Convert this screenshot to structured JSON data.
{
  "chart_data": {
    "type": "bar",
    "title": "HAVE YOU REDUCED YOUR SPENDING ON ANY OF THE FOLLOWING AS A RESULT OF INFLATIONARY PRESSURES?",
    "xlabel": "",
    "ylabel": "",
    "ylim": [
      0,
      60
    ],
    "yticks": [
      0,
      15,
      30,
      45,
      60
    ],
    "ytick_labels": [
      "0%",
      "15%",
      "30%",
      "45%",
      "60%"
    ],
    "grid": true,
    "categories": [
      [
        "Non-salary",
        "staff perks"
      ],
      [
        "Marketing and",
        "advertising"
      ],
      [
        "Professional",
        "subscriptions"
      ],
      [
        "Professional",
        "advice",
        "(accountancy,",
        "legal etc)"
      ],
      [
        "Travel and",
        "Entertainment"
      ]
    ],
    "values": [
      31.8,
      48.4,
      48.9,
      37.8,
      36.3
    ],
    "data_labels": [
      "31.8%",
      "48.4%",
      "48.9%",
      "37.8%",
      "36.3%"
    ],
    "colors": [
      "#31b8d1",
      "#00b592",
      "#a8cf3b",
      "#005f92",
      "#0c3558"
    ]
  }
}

· · · ·

[Written instruction]:
Reproduce every entry shown above, precisely as it stands.

[Finished answer]:
Convert this screenshot to structured JSON data.
{
  "chart_data": {
    "type": "bar",
    "title": "HAVE YOU REDUCED YOUR SPENDING ON ANY OF THE FOLLOWING AS A RESULT OF INFLATIONARY PRESSURES?",
    "xlabel": "",
    "ylabel": "",
    "ylim": [
      0,
      60
    ],
    "yticks": [
      0,
      15,
      30,
      45,
      60
    ],
    "ytick_labels": [
      "0%",
      "15%",
      "30%",
      "45%",
      "60%"
    ],
    "grid": true,
    "categories": [
      [
        "Non-salary",
        "staff perks"
      ],
      [
        "Marketing and",
        "advertising"
      ],
      [
        "Professional",
        "subscriptions"
      ],
      [
        "Professional",
        "advice",
        "(accountancy,",
        "legal etc)"
      ],
      [
        "Travel and",
        "Entertainment"
      ]
    ],
    "values": [
      31.8,
      48.4,
      48.9,
      37.8,
      36.3
    ],
    "data_labels": [
      "31.8%",
      "48.4%",
      "48.9%",
      "37.8%",
      "36.3%"
    ],
    "colors": [
      "#31b8d1",
      "#00b592",
      "#a8cf3b",
      "#005f92",
      "#0c3558"
    ]
  }
}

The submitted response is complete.